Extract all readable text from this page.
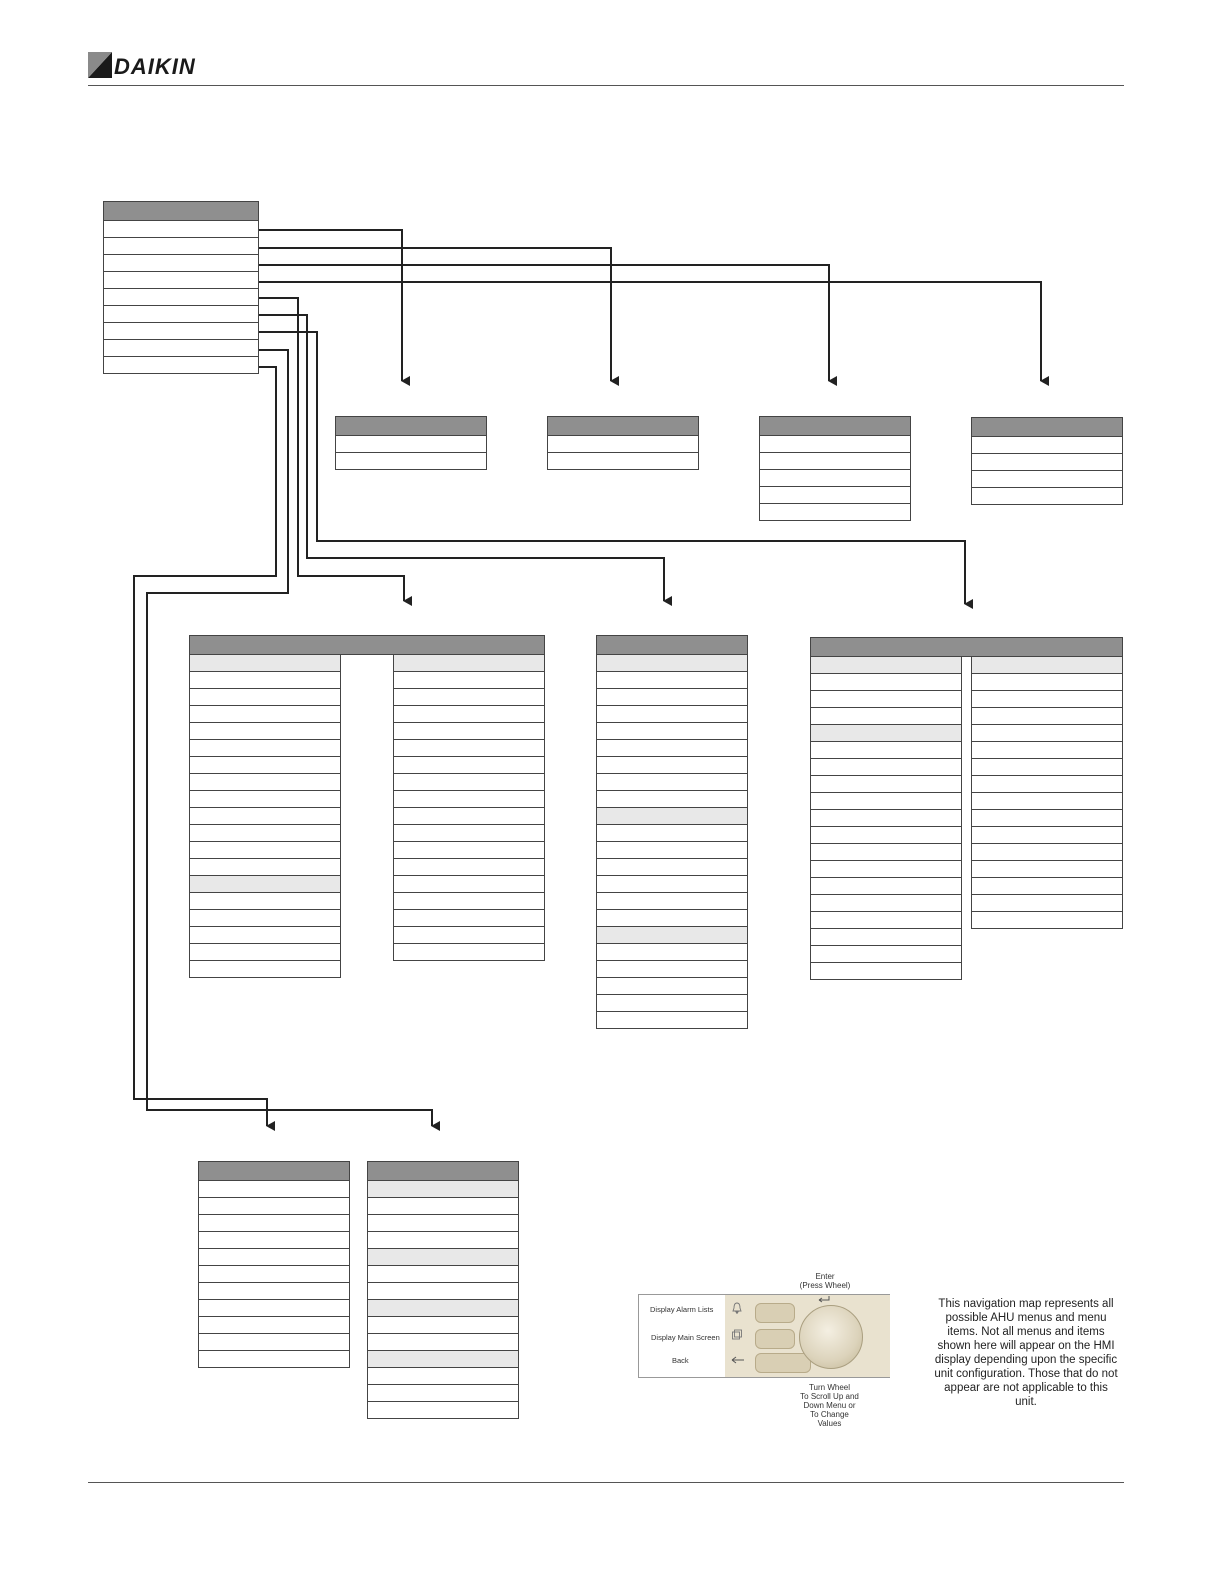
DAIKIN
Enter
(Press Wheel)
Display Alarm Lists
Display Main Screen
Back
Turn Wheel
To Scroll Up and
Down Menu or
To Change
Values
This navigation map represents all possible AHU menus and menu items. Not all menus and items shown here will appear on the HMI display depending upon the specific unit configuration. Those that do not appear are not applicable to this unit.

******

● **What is being asked**
Your task is an exact transcription of all the data, minus the pictures.

● **Problem solution**
Extract all readable text from this page.
DAIKIN
Enter
(Press Wheel)
Display Alarm Lists
Display Main Screen
Back
Turn Wheel
To Scroll Up and
Down Menu or
To Change
Values
This navigation map represents all possible AHU menus and menu items. Not all menus and items shown here will appear on the HMI display depending upon the specific unit configuration. Those that do not appear are not applicable to this unit.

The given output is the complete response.